### TASK PROMPT
From the entries that follow, pick out all lines holding "Небо".

### DATA SHOWN
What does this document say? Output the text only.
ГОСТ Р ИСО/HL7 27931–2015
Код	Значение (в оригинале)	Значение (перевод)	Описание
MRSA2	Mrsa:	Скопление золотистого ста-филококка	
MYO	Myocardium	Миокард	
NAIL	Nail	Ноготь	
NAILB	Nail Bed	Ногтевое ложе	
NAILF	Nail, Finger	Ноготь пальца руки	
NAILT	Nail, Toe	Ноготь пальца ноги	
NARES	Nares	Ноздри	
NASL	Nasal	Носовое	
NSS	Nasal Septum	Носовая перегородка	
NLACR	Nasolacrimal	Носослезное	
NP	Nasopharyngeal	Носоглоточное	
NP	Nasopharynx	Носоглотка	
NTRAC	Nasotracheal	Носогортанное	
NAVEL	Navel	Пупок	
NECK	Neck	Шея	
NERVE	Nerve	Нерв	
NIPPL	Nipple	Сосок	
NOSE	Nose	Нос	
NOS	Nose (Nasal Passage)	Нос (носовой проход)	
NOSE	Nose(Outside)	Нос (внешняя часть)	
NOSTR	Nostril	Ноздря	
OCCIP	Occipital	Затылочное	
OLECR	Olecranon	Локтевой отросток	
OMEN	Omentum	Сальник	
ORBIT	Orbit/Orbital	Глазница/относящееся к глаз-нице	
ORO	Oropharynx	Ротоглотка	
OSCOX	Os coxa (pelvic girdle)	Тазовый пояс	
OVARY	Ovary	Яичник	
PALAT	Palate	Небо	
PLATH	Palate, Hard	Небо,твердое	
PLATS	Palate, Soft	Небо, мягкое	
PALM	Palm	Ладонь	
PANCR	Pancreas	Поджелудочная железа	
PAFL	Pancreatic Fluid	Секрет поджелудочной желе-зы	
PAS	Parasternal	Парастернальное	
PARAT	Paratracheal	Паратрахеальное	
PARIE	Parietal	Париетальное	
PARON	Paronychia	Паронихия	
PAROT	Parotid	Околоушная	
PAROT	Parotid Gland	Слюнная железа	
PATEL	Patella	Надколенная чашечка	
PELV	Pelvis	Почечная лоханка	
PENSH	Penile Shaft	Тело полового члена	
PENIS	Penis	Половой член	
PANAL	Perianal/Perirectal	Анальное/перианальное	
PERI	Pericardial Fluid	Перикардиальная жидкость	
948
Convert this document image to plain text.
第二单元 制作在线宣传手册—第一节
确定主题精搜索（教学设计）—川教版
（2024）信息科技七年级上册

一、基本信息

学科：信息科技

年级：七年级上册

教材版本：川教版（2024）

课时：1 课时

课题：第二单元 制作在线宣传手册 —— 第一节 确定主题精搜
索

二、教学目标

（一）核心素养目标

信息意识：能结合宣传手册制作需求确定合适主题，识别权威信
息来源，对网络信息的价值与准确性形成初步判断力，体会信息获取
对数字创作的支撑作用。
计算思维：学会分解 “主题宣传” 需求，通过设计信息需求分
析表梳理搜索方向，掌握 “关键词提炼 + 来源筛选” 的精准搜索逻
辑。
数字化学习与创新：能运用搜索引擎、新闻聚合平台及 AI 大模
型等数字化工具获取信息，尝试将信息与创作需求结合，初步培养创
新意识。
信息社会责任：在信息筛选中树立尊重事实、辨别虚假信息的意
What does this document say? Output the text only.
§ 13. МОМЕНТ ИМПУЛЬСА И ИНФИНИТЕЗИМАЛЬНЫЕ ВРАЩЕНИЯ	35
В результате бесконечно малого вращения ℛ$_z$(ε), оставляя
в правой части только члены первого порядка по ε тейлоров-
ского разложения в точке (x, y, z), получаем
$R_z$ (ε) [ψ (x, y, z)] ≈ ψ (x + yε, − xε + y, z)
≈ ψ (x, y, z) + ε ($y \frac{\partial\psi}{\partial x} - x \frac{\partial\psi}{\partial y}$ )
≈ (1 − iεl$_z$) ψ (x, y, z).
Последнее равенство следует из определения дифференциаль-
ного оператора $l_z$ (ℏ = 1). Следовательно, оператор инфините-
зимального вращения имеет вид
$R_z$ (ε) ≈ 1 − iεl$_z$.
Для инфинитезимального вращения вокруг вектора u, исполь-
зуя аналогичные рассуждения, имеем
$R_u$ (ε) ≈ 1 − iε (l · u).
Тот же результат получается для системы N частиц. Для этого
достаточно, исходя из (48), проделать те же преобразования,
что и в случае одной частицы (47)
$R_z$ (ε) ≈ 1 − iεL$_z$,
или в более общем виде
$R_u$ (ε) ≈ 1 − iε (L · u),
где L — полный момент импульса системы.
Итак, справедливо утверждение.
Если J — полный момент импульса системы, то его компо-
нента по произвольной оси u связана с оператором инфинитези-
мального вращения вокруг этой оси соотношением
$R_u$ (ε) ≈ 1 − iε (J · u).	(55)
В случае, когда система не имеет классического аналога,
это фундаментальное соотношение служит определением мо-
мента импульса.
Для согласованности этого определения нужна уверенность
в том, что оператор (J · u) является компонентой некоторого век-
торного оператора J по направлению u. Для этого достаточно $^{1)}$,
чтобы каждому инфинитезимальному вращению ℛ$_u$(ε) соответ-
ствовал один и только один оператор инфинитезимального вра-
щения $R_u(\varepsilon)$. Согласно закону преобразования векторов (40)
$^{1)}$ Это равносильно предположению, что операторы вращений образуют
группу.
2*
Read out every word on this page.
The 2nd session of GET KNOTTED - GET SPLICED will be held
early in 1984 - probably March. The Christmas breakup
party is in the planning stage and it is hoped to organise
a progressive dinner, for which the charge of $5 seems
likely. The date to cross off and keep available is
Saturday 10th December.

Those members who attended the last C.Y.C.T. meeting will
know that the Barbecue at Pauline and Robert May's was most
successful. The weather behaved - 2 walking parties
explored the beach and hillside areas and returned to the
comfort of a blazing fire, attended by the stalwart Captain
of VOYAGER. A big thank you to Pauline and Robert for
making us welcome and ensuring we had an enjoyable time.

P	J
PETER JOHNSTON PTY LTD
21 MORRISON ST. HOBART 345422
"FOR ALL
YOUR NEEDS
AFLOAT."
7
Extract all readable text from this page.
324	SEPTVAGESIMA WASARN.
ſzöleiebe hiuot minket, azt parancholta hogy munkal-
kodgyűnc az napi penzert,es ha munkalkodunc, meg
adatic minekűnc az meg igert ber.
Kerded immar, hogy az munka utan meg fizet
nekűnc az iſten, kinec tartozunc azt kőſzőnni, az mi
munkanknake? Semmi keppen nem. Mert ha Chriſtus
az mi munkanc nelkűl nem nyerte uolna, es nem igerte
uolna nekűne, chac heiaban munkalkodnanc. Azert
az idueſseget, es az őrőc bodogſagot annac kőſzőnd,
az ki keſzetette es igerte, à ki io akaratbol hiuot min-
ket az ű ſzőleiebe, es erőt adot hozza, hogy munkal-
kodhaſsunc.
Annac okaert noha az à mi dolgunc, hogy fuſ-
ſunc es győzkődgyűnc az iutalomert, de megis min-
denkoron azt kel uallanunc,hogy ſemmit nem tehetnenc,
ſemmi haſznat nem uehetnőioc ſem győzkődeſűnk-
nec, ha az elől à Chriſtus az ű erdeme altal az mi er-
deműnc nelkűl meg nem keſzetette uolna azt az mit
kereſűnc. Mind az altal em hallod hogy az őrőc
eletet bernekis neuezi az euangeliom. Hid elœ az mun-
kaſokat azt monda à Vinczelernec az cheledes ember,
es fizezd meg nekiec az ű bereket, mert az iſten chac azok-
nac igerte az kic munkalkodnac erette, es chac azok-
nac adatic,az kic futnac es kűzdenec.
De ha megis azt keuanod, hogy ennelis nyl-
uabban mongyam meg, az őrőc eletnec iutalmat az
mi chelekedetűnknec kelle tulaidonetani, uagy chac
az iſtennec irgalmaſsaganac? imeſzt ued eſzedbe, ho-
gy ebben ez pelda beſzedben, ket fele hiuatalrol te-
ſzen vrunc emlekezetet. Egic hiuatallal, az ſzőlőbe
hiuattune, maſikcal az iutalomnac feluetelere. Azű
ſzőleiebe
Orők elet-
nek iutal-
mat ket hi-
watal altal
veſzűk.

### EXPECTED ANSWER
PALAT	Palate	Небо	
PLATH	Palate, Hard	Небо,твердое	
PLATS	Palate, Soft	Небо, мягкое	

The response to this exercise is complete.